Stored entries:
___
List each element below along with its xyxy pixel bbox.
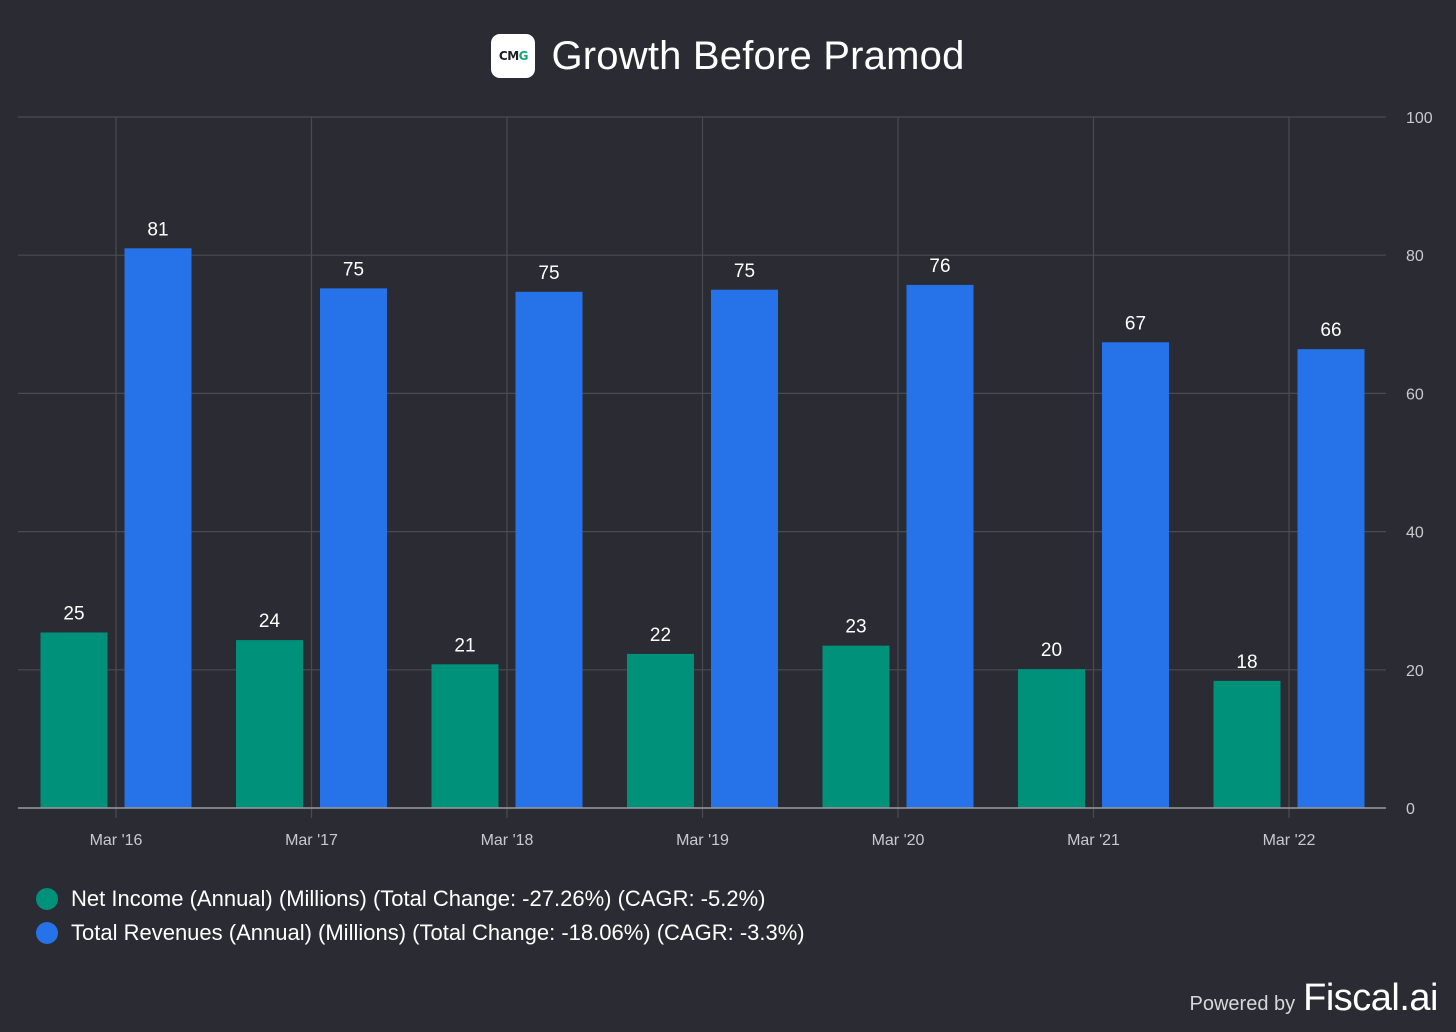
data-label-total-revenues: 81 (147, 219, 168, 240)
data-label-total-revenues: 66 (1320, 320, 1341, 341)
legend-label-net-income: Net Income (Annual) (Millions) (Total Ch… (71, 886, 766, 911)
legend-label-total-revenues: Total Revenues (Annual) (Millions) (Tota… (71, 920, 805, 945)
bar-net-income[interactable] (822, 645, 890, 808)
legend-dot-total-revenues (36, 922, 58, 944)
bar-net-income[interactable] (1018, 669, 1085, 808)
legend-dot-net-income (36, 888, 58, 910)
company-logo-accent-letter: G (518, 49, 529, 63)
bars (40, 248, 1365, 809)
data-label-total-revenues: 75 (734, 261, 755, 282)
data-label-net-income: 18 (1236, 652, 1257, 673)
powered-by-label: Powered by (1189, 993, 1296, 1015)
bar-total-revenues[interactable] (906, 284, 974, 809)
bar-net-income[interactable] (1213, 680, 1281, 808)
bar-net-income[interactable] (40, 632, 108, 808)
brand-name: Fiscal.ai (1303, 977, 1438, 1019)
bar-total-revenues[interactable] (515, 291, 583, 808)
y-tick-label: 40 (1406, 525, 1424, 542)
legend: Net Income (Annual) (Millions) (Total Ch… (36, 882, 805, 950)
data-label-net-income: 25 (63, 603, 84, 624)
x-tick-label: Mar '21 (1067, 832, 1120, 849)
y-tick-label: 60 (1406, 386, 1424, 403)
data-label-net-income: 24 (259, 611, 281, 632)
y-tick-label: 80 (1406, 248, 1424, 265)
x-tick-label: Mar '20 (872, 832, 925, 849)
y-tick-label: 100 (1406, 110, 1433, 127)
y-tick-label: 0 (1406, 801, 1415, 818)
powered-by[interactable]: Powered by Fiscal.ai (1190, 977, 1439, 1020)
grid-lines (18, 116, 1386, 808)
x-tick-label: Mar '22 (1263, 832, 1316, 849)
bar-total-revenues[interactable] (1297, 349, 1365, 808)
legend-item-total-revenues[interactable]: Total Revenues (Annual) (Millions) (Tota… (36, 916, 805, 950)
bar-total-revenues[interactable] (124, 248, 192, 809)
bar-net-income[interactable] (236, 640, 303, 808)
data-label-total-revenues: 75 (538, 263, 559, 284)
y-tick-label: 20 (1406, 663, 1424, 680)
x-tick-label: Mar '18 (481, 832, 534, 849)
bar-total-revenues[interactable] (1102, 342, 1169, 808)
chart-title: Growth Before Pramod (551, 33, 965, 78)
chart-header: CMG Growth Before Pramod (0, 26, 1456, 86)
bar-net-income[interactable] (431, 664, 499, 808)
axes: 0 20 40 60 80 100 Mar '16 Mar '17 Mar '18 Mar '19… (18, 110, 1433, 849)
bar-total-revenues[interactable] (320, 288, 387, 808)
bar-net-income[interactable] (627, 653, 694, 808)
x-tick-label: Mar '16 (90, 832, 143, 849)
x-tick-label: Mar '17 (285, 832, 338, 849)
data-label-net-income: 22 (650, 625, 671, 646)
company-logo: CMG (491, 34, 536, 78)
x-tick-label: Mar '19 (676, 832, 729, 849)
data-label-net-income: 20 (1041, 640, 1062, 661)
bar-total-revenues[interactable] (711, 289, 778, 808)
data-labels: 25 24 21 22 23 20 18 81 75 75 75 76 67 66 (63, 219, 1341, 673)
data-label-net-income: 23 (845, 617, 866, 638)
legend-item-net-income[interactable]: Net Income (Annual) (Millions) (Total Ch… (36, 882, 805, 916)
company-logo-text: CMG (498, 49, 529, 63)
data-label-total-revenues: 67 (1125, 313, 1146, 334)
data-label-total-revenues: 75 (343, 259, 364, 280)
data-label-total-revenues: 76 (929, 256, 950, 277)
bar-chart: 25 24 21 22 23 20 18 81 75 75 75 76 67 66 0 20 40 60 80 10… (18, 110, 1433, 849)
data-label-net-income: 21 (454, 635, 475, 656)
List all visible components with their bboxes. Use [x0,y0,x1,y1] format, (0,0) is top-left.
___
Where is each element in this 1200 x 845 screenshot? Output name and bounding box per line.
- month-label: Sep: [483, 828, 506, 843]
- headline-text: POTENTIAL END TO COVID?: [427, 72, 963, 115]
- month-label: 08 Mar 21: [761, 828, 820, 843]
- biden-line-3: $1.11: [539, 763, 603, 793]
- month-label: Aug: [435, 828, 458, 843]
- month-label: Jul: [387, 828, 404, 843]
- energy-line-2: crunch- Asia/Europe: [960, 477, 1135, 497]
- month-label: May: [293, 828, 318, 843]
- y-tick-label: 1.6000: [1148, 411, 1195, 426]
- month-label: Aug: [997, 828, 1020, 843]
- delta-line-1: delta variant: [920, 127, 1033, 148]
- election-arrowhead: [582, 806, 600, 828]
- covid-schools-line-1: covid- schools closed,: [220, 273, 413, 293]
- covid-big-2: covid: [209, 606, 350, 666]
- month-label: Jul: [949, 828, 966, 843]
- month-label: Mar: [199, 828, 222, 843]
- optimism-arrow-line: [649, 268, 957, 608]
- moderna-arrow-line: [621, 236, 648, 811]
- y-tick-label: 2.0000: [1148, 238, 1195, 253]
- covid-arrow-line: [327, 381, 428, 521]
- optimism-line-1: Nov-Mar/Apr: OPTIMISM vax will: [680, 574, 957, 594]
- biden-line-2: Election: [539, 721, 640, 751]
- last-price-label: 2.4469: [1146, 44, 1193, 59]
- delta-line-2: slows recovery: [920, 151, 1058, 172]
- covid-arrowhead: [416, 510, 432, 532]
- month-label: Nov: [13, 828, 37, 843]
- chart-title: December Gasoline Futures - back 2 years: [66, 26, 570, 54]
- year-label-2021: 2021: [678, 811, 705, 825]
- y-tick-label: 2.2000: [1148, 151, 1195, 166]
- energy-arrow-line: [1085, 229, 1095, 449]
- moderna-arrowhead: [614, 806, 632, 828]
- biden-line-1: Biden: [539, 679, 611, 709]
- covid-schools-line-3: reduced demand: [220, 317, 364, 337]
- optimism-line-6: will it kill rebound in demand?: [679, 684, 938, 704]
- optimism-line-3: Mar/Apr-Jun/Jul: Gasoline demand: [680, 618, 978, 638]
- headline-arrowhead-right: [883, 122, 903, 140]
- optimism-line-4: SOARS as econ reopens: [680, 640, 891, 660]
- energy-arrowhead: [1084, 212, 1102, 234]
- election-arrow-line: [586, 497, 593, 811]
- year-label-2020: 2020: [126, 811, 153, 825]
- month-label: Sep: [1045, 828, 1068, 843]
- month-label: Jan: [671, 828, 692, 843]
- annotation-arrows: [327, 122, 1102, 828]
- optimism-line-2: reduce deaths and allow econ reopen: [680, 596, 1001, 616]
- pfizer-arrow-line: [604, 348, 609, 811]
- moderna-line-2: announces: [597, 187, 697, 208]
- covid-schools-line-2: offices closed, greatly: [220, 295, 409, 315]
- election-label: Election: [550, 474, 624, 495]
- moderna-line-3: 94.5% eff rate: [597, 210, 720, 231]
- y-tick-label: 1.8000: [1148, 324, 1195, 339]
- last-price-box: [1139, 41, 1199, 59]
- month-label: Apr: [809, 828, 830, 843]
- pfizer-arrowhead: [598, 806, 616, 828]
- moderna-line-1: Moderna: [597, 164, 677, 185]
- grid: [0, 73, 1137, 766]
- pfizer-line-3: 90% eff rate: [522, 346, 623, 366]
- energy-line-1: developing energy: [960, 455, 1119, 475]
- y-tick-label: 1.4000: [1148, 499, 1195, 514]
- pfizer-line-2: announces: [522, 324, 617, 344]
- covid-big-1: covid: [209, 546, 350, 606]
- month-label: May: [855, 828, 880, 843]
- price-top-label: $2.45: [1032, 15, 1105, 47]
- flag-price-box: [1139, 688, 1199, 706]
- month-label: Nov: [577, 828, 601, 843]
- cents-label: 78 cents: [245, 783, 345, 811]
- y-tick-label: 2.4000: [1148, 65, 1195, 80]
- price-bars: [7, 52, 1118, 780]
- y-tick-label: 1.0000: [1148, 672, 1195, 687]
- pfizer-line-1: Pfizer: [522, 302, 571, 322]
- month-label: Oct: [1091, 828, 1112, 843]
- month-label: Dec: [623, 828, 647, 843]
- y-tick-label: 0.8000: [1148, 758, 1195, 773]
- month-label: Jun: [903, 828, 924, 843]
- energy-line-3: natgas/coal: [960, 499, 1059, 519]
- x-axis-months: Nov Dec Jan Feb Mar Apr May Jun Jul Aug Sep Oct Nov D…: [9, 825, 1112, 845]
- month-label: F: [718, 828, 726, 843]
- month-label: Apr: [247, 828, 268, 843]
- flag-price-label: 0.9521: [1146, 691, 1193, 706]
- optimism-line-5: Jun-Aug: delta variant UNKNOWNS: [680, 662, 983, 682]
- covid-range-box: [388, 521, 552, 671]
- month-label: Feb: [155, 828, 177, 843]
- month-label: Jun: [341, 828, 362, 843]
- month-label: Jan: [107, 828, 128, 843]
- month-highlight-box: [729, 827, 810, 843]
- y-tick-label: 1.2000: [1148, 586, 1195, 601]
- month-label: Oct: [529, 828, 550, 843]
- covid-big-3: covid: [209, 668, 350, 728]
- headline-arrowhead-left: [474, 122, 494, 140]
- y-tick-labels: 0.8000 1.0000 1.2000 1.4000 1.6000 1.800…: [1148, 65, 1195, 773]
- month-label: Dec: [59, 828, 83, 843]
___
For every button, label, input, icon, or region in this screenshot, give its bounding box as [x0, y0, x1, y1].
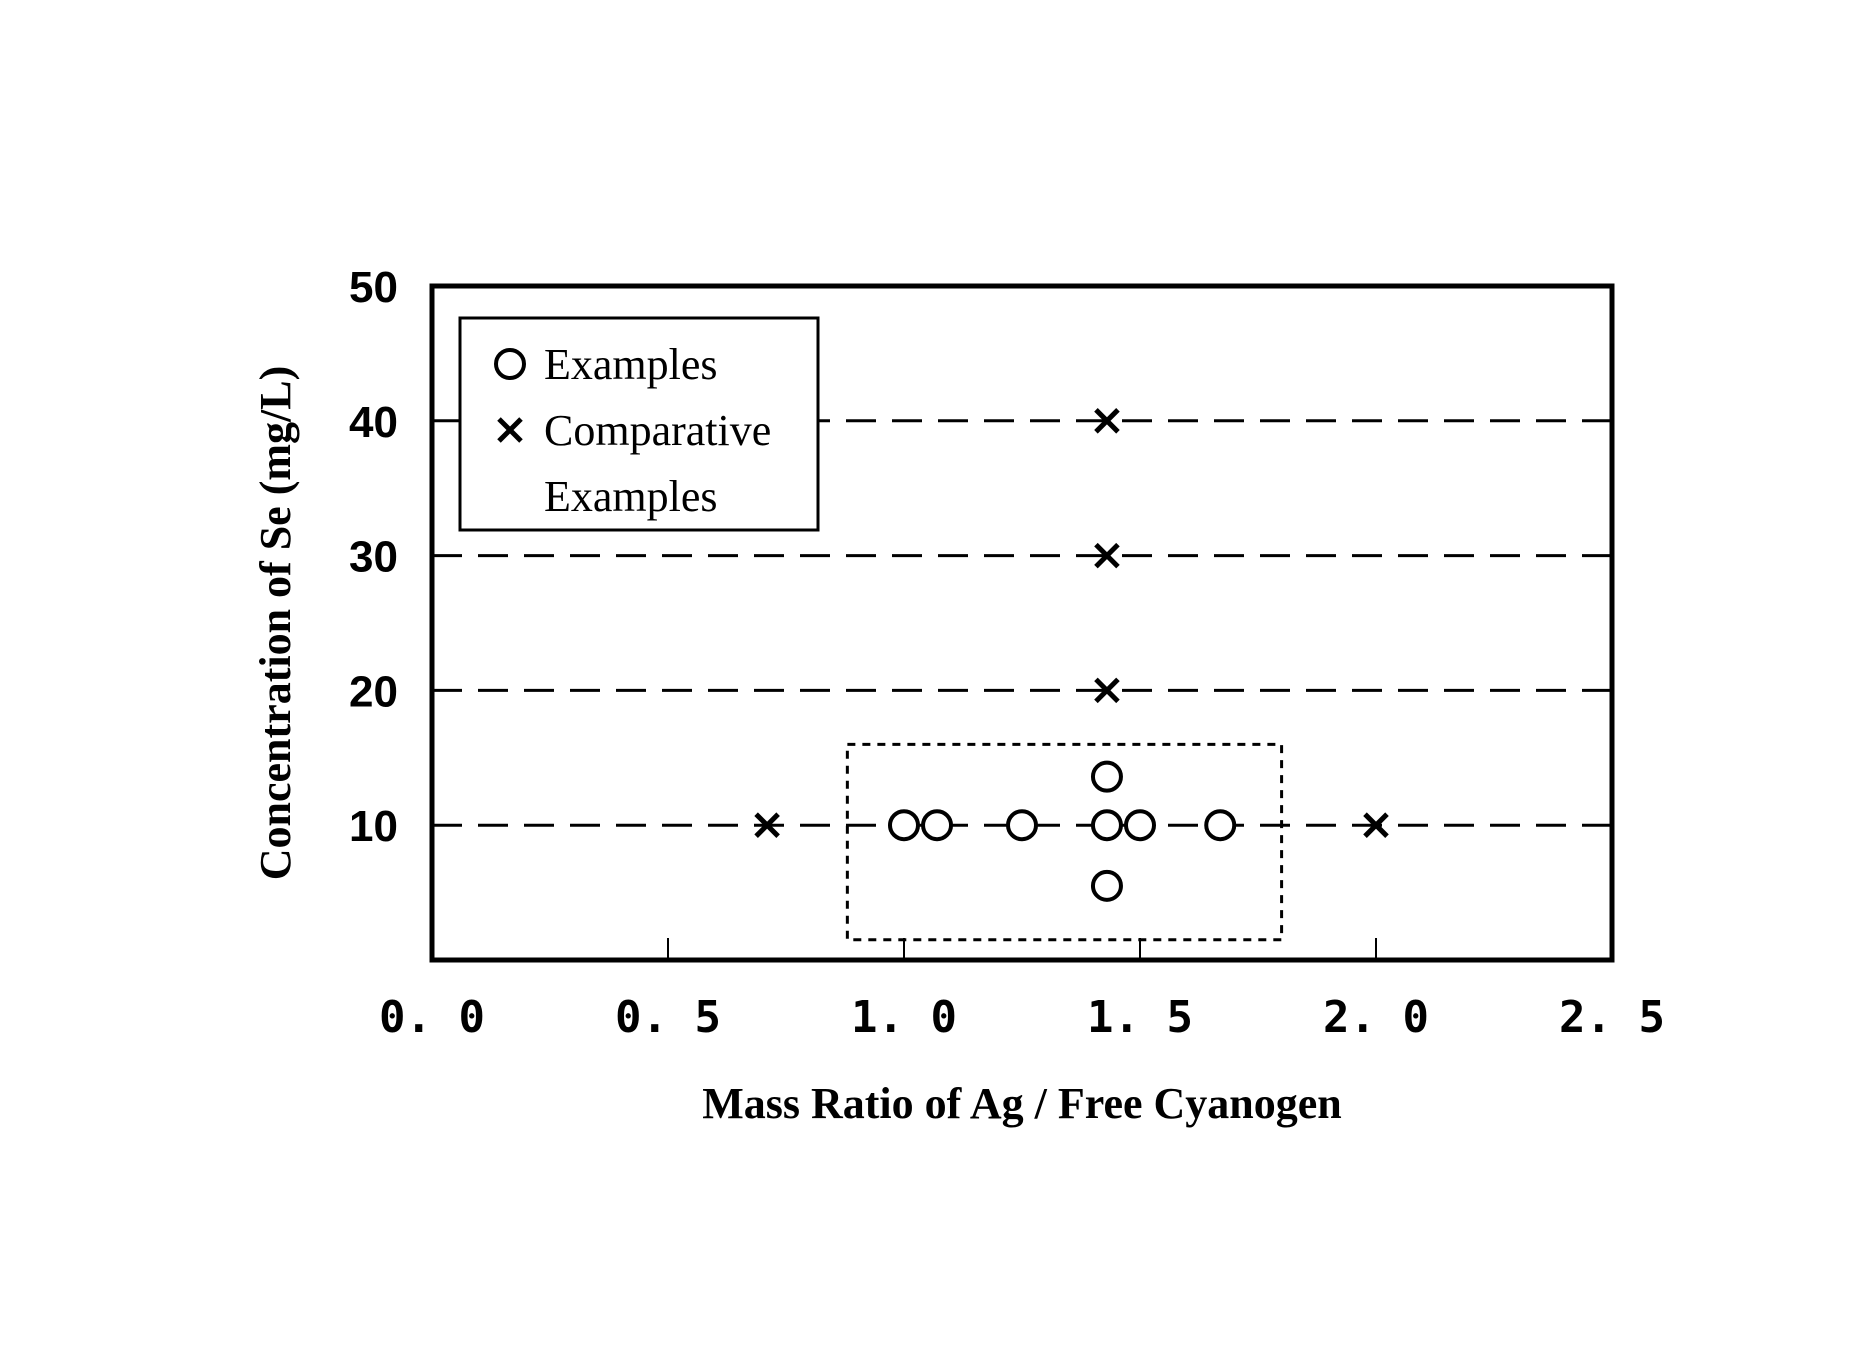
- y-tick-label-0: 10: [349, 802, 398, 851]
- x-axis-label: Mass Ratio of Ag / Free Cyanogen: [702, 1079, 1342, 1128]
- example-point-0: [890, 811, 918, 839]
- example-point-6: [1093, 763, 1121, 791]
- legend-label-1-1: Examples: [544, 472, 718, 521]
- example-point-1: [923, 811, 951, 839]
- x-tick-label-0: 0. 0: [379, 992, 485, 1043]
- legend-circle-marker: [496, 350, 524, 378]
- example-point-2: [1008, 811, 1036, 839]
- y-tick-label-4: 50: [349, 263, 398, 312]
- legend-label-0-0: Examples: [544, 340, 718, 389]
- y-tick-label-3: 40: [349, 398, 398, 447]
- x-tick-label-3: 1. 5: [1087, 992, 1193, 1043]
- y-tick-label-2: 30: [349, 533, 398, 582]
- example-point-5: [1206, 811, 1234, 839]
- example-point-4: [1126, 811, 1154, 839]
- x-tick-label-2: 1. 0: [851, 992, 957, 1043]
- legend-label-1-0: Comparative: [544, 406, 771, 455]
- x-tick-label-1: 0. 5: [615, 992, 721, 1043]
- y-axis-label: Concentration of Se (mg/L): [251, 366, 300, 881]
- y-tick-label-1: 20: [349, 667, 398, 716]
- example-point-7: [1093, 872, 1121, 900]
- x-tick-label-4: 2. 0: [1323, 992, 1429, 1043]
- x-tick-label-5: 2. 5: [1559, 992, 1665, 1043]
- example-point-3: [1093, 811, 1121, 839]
___
### Set exercise
Duplicate the rows above from the line with "data-label-total-revenues: 81 (147, 219, 168, 240)" to the line with "legend-label-net-income: Net Income", including both of those lines, and reproduce them character for character.

### Exercise result
data-label-total-revenues: 81 (147, 219, 168, 240)
data-label-total-revenues: 66 (1320, 320, 1341, 341)
legend-label-net-income: Net Income (Annual) (Millions) (Total Ch… (71, 886, 766, 911)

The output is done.